__Directions for this task__. Each entry has to be copied exactly, with nothing missed.
+++++
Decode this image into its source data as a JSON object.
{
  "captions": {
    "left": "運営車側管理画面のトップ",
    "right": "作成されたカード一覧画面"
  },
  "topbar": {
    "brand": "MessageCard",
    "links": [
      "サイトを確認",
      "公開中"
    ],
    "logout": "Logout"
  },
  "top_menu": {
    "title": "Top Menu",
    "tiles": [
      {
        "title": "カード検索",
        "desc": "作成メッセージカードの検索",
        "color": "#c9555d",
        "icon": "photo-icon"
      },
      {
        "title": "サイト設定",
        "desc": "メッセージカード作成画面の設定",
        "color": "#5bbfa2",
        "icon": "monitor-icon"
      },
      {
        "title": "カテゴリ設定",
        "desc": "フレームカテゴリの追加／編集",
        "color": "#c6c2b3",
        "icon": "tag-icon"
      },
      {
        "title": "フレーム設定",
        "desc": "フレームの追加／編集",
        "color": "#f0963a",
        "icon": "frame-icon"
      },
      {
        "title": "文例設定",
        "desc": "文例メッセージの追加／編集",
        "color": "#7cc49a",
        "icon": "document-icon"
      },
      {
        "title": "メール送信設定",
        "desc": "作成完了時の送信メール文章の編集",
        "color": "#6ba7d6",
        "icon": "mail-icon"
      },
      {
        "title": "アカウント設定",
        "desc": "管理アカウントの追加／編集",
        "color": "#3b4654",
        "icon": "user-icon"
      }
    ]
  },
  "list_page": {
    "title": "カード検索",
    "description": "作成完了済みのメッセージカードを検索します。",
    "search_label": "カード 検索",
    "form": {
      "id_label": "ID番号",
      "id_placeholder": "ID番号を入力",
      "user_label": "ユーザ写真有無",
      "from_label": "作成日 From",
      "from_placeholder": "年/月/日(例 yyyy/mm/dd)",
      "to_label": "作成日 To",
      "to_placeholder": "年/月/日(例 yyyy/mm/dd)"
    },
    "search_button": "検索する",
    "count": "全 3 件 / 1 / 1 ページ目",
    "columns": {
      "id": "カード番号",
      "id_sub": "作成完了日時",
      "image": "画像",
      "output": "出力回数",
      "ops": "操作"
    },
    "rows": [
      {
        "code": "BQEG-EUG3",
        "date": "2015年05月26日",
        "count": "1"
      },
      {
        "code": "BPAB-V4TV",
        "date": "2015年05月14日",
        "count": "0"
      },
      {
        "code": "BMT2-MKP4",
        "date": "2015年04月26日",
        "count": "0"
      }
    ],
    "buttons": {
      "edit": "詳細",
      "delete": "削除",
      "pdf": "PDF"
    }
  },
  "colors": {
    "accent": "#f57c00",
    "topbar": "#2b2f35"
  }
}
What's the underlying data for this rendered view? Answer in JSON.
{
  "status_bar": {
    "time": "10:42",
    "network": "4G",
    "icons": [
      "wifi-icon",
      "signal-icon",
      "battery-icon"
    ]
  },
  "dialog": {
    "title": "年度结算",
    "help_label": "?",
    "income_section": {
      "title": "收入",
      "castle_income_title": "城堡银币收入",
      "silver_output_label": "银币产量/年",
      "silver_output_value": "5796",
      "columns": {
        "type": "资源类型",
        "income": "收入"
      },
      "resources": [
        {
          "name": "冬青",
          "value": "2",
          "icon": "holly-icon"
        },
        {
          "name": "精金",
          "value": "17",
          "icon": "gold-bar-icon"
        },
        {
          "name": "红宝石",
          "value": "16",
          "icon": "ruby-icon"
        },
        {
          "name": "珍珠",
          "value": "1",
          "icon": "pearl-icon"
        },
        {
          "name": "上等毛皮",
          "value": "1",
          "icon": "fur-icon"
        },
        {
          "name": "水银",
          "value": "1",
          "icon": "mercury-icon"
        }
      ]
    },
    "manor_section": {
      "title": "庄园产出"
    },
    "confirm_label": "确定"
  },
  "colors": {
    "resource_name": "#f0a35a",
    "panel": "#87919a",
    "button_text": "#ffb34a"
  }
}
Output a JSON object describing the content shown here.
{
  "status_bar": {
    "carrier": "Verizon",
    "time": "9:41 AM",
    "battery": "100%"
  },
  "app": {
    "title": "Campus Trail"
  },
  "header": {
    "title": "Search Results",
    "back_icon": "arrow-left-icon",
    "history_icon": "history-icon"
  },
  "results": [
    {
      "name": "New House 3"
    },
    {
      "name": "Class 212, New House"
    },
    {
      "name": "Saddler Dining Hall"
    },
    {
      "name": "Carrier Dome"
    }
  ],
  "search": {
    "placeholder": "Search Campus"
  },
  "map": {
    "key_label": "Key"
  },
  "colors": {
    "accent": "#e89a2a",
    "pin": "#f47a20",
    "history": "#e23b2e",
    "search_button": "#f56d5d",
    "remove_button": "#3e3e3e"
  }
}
+++++
__Task answer__.
Decode this image into its source data as a JSON object.
{
  "captions": {
    "left": "運営車側管理画面のトップ",
    "right": "作成されたカード一覧画面"
  },
  "topbar": {
    "brand": "MessageCard",
    "links": [
      "サイトを確認",
      "公開中"
    ],
    "logout": "Logout"
  },
  "top_menu": {
    "title": "Top Menu",
    "tiles": [
      {
        "title": "カード検索",
        "desc": "作成メッセージカードの検索",
        "color": "#c9555d",
        "icon": "photo-icon"
      },
      {
        "title": "サイト設定",
        "desc": "メッセージカード作成画面の設定",
        "color": "#5bbfa2",
        "icon": "monitor-icon"
      },
      {
        "title": "カテゴリ設定",
        "desc": "フレームカテゴリの追加／編集",
        "color": "#c6c2b3",
        "icon": "tag-icon"
      },
      {
        "title": "フレーム設定",
        "desc": "フレームの追加／編集",
        "color": "#f0963a",
        "icon": "frame-icon"
      },
      {
        "title": "文例設定",
        "desc": "文例メッセージの追加／編集",
        "color": "#7cc49a",
        "icon": "document-icon"
      },
      {
        "title": "メール送信設定",
        "desc": "作成完了時の送信メール文章の編集",
        "color": "#6ba7d6",
        "icon": "mail-icon"
      },
      {
        "title": "アカウント設定",
        "desc": "管理アカウントの追加／編集",
        "color": "#3b4654",
        "icon": "user-icon"
      }
    ]
  },
  "list_page": {
    "title": "カード検索",
    "description": "作成完了済みのメッセージカードを検索します。",
    "search_label": "カード 検索",
    "form": {
      "id_label": "ID番号",
      "id_placeholder": "ID番号を入力",
      "user_label": "ユーザ写真有無",
      "from_label": "作成日 From",
      "from_placeholder": "年/月/日(例 yyyy/mm/dd)",
      "to_label": "作成日 To",
      "to_placeholder": "年/月/日(例 yyyy/mm/dd)"
    },
    "search_button": "検索する",
    "count": "全 3 件 / 1 / 1 ページ目",
    "columns": {
      "id": "カード番号",
      "id_sub": "作成完了日時",
      "image": "画像",
      "output": "出力回数",
      "ops": "操作"
    },
    "rows": [
      {
        "code": "BQEG-EUG3",
        "date": "2015年05月26日",
        "count": "1"
      },
      {
        "code": "BPAB-V4TV",
        "date": "2015年05月14日",
        "count": "0"
      },
      {
        "code": "BMT2-MKP4",
        "date": "2015年04月26日",
        "count": "0"
      }
    ],
    "buttons": {
      "edit": "詳細",
      "delete": "削除",
      "pdf": "PDF"
    }
  },
  "colors": {
    "accent": "#f57c00",
    "topbar": "#2b2f35"
  }
}
What's the underlying data for this rendered view? Answer in JSON.
{
  "status_bar": {
    "time": "10:42",
    "network": "4G",
    "icons": [
      "wifi-icon",
      "signal-icon",
      "battery-icon"
    ]
  },
  "dialog": {
    "title": "年度结算",
    "help_label": "?",
    "income_section": {
      "title": "收入",
      "castle_income_title": "城堡银币收入",
      "silver_output_label": "银币产量/年",
      "silver_output_value": "5796",
      "columns": {
        "type": "资源类型",
        "income": "收入"
      },
      "resources": [
        {
          "name": "冬青",
          "value": "2",
          "icon": "holly-icon"
        },
        {
          "name": "精金",
          "value": "17",
          "icon": "gold-bar-icon"
        },
        {
          "name": "红宝石",
          "value": "16",
          "icon": "ruby-icon"
        },
        {
          "name": "珍珠",
          "value": "1",
          "icon": "pearl-icon"
        },
        {
          "name": "上等毛皮",
          "value": "1",
          "icon": "fur-icon"
        },
        {
          "name": "水银",
          "value": "1",
          "icon": "mercury-icon"
        }
      ]
    },
    "manor_section": {
      "title": "庄园产出"
    },
    "confirm_label": "确定"
  },
  "colors": {
    "resource_name": "#f0a35a",
    "panel": "#87919a",
    "button_text": "#ffb34a"
  }
}
Output a JSON object describing the content shown here.
{
  "status_bar": {
    "carrier": "Verizon",
    "time": "9:41 AM",
    "battery": "100%"
  },
  "app": {
    "title": "Campus Trail"
  },
  "header": {
    "title": "Search Results",
    "back_icon": "arrow-left-icon",
    "history_icon": "history-icon"
  },
  "results": [
    {
      "name": "New House 3"
    },
    {
      "name": "Class 212, New House"
    },
    {
      "name": "Saddler Dining Hall"
    },
    {
      "name": "Carrier Dome"
    }
  ],
  "search": {
    "placeholder": "Search Campus"
  },
  "map": {
    "key_label": "Key"
  },
  "colors": {
    "accent": "#e89a2a",
    "pin": "#f47a20",
    "history": "#e23b2e",
    "search_button": "#f56d5d",
    "remove_button": "#3e3e3e"
  }
}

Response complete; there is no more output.